Stored records -
━━━

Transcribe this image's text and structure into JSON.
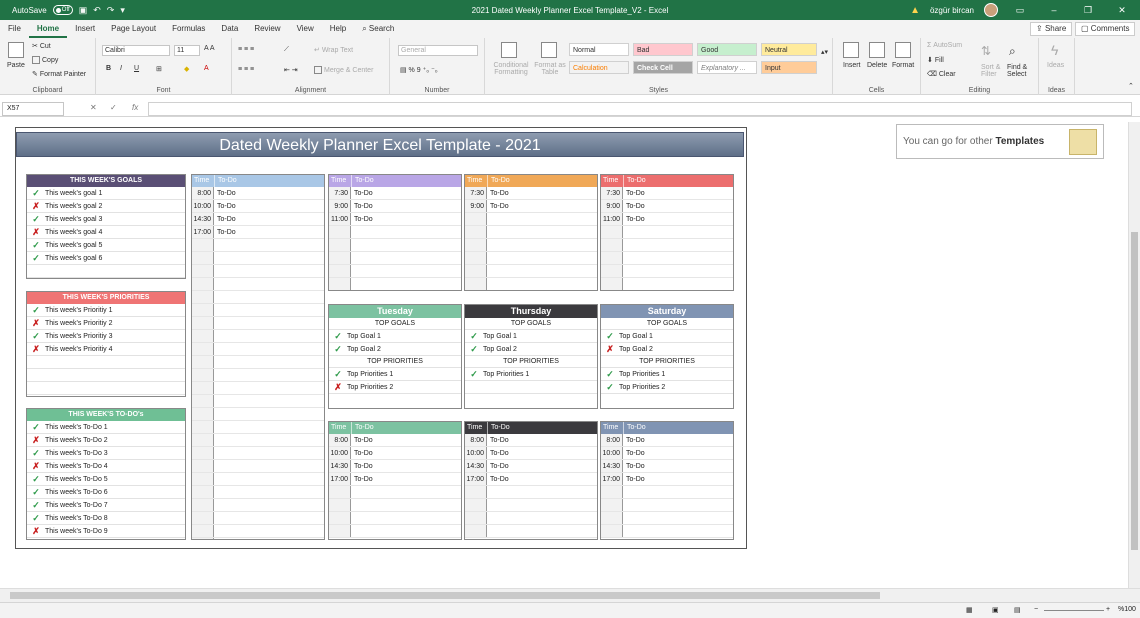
{
  "app": {
    "autosave_label": "AutoSave",
    "autosave_state": "Off",
    "window_title": "2021 Dated Weekly Planner Excel Template_V2  -  Excel",
    "user_name": "özgür bircan"
  },
  "tabs": [
    "File",
    "Home",
    "Insert",
    "Page Layout",
    "Formulas",
    "Data",
    "Review",
    "View",
    "Help"
  ],
  "search_label": "Search",
  "share_label": "Share",
  "comments_label": "Comments",
  "ribbon": {
    "clipboard": {
      "paste": "Paste",
      "cut": "Cut",
      "copy": "Copy",
      "format_painter": "Format Painter",
      "group": "Clipboard"
    },
    "font": {
      "name": "Calibri",
      "size": "11",
      "group": "Font"
    },
    "alignment": {
      "wrap": "Wrap Text",
      "merge": "Merge & Center",
      "group": "Alignment"
    },
    "number": {
      "format": "General",
      "group": "Number"
    },
    "styles": {
      "conditional": "Conditional Formatting",
      "format_table": "Format as Table",
      "normal": "Normal",
      "bad": "Bad",
      "good": "Good",
      "neutral": "Neutral",
      "calculation": "Calculation",
      "check_cell": "Check Cell",
      "explanatory": "Explanatory ...",
      "input": "Input",
      "group": "Styles"
    },
    "cells": {
      "insert": "Insert",
      "delete": "Delete",
      "format": "Format",
      "group": "Cells"
    },
    "editing": {
      "autosum": "AutoSum",
      "fill": "Fill",
      "clear": "Clear",
      "sort": "Sort & Filter",
      "find": "Find & Select",
      "group": "Editing"
    },
    "ideas": {
      "label": "Ideas",
      "group": "Ideas"
    }
  },
  "formula_bar": {
    "name_box": "X57",
    "fx": "fx"
  },
  "planner": {
    "title": "Dated Weekly Planner Excel Template - 2021",
    "promo_text": "You can go for other",
    "promo_bold": "Templates",
    "goals_header": "THIS WEEK'S GOALS",
    "goals": [
      {
        "mark": "check",
        "text": "This week's goal 1"
      },
      {
        "mark": "cross",
        "text": "This week's goal 2"
      },
      {
        "mark": "check",
        "text": "This week's goal 3"
      },
      {
        "mark": "cross",
        "text": "This week's goal 4"
      },
      {
        "mark": "check",
        "text": "This week's goal 5"
      },
      {
        "mark": "check",
        "text": "This week's goal 6"
      }
    ],
    "priorities_header": "THIS WEEK'S PRIORITIES",
    "priorities": [
      {
        "mark": "check",
        "text": "This week's Prioritiy 1"
      },
      {
        "mark": "cross",
        "text": "This week's Prioritiy 2"
      },
      {
        "mark": "check",
        "text": "This week's Prioritiy 3"
      },
      {
        "mark": "cross",
        "text": "This week's Prioritiy 4"
      }
    ],
    "todos_header": "THIS WEEK'S TO-DO's",
    "todos": [
      {
        "mark": "check",
        "text": "This week's To-Do 1"
      },
      {
        "mark": "cross",
        "text": "This week's To-Do 2"
      },
      {
        "mark": "check",
        "text": "This week's To-Do 3"
      },
      {
        "mark": "cross",
        "text": "This week's To-Do 4"
      },
      {
        "mark": "check",
        "text": "This week's To-Do 5"
      },
      {
        "mark": "check",
        "text": "This week's To-Do 6"
      },
      {
        "mark": "check",
        "text": "This week's To-Do 7"
      },
      {
        "mark": "check",
        "text": "This week's To-Do 8"
      },
      {
        "mark": "cross",
        "text": "This week's To-Do 9"
      }
    ],
    "time_label": "Time",
    "todo_label": "To-Do",
    "top_goals_label": "TOP GOALS",
    "top_priorities_label": "TOP PRIORITIES",
    "big_column": {
      "color": "#a9c7e6",
      "times": [
        "8:00",
        "10:00",
        "14:30",
        "17:00"
      ]
    },
    "top_schedules": [
      {
        "color": "#b9a6e6",
        "times": [
          "7:30",
          "9:00",
          "11:00"
        ]
      },
      {
        "color": "#f0a857",
        "times": [
          "7:30",
          "9:00"
        ]
      },
      {
        "color": "#ec6e6e",
        "times": [
          "7:30",
          "9:00",
          "11:00"
        ]
      }
    ],
    "days": [
      {
        "name": "Tuesday",
        "color": "#7cc2a1",
        "goals": [
          {
            "mark": "check",
            "text": "Top Goal 1"
          },
          {
            "mark": "check",
            "text": "Top Goal 2"
          }
        ],
        "priorities": [
          {
            "mark": "check",
            "text": "Top Priorities 1"
          },
          {
            "mark": "cross",
            "text": "Top Priorities 2"
          }
        ],
        "times": [
          "8:00",
          "10:00",
          "14:30",
          "17:00"
        ]
      },
      {
        "name": "Thursday",
        "color": "#3b3a3e",
        "goals": [
          {
            "mark": "check",
            "text": "Top Goal 1"
          },
          {
            "mark": "check",
            "text": "Top Goal 2"
          }
        ],
        "priorities": [
          {
            "mark": "check",
            "text": "Top Priorities 1"
          }
        ],
        "times": [
          "8:00",
          "10:00",
          "14:30",
          "17:00"
        ]
      },
      {
        "name": "Saturday",
        "color": "#8094b3",
        "goals": [
          {
            "mark": "check",
            "text": "Top Goal 1"
          },
          {
            "mark": "cross",
            "text": "Top Goal 2"
          }
        ],
        "priorities": [
          {
            "mark": "check",
            "text": "Top Priorities 1"
          },
          {
            "mark": "check",
            "text": "Top Priorities 2"
          }
        ],
        "times": [
          "8:00",
          "10:00",
          "14:30",
          "17:00"
        ]
      }
    ],
    "colors": {
      "goals": "#5a4f75",
      "priorities": "#ef7474",
      "todos": "#6fbf95",
      "accent": "#217346"
    }
  },
  "status": {
    "zoom": "%100"
  }
}
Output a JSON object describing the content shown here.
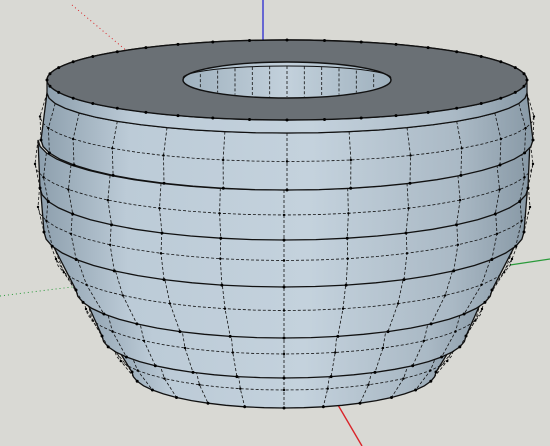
{
  "viewport": {
    "background": "#d9d9d4"
  },
  "axes": {
    "x_color": "#d9252a",
    "y_color": "#2a9a3a",
    "z_color": "#1c1cd2"
  },
  "model": {
    "face_color": "#b9cad6",
    "face_dark": "#8fa3b2",
    "top_color": "#6a7075",
    "edge_color": "#111111",
    "hidden_edge_color": "#222222",
    "vertex_color": "#000000"
  }
}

━━━

Exercise -
Everything from the line with "Output a JSON" through the end of the records above, and nothing else, is to be quoted exactly; please leave the pictures out.

Output of the exercise -
Output a JSON object describing the content shown here.
{
  "viewport": {
    "background": "#d9d9d4"
  },
  "axes": {
    "x_color": "#d9252a",
    "y_color": "#2a9a3a",
    "z_color": "#1c1cd2"
  },
  "model": {
    "face_color": "#b9cad6",
    "face_dark": "#8fa3b2",
    "top_color": "#6a7075",
    "edge_color": "#111111",
    "hidden_edge_color": "#222222",
    "vertex_color": "#000000"
  }
}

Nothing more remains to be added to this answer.